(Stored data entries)
* * *
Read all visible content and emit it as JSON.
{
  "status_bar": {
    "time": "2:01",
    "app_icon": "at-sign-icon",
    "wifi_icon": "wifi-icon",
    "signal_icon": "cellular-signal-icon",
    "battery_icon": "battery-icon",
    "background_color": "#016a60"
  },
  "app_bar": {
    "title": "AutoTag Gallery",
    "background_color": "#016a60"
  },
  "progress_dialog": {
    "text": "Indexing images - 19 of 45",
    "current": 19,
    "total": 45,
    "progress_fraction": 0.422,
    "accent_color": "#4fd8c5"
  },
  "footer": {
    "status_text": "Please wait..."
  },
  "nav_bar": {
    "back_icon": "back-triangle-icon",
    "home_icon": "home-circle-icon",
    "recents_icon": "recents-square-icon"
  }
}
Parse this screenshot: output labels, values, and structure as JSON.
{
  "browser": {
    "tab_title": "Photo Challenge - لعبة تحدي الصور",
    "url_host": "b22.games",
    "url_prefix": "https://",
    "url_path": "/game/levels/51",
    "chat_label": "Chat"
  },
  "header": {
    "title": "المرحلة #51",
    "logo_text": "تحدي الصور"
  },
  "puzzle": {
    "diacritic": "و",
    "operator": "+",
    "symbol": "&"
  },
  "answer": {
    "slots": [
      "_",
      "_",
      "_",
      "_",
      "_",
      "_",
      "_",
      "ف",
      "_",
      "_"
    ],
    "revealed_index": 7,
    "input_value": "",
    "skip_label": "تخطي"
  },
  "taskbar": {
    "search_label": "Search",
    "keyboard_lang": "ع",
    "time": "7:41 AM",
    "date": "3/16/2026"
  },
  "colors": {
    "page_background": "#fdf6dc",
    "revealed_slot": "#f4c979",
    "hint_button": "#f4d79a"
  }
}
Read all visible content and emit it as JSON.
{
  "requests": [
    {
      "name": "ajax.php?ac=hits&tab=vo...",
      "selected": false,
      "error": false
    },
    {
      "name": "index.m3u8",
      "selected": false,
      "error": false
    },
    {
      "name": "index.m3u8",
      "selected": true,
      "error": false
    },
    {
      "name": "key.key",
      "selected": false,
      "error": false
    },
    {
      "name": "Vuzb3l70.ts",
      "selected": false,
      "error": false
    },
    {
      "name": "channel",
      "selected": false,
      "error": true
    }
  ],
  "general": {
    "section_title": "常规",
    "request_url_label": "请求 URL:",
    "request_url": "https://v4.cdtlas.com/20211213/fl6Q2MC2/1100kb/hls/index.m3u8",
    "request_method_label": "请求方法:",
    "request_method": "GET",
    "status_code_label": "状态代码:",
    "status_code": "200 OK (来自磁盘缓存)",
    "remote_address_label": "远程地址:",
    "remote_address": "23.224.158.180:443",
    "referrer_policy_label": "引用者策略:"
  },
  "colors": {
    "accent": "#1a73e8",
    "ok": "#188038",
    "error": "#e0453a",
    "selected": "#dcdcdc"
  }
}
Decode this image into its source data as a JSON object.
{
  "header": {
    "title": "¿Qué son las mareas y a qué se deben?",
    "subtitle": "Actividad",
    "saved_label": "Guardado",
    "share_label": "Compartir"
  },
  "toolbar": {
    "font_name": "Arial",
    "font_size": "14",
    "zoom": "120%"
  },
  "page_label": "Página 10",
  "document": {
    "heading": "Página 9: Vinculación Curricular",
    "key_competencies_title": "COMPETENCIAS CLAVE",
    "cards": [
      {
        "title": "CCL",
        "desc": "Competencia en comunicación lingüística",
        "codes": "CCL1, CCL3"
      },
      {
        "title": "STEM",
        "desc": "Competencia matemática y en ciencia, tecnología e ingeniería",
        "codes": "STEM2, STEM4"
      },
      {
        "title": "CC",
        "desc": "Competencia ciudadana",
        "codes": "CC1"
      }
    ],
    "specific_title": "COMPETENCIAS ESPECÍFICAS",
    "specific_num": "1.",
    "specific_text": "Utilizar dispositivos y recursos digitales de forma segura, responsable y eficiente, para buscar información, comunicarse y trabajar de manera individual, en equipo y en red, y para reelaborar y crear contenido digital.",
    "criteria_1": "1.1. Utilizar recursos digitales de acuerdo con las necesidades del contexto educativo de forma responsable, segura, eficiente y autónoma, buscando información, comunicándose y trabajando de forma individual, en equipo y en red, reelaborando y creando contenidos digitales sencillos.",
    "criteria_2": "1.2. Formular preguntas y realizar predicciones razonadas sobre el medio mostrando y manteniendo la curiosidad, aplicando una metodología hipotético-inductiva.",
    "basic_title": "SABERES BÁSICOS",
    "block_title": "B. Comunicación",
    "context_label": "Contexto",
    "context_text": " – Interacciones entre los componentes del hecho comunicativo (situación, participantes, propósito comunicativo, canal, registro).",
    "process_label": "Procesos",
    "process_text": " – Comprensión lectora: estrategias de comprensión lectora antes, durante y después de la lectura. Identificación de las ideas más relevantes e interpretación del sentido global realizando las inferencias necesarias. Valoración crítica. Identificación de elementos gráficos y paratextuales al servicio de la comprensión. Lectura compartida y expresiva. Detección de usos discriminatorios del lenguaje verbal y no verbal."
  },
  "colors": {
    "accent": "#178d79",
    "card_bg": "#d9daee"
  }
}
* * *
Set problem: Pull out every line containing "Utilizar".

Result of the task:
    "specific_text": "Utilizar dispositivos y recursos digitales de forma segura, responsable y eficiente, para buscar información, comunicarse y trabajar de manera individual, en equipo y en red, y para reelaborar y crear contenido digital.",
    "criteria_1": "1.1. Utilizar recursos digitales de acuerdo con las necesidades del contexto educativo de forma responsable, segura, eficiente y autónoma, buscando información, comunicándose y trabajando de forma individual, en equipo y en red, reelaborando y creando contenidos digitales sencillos.",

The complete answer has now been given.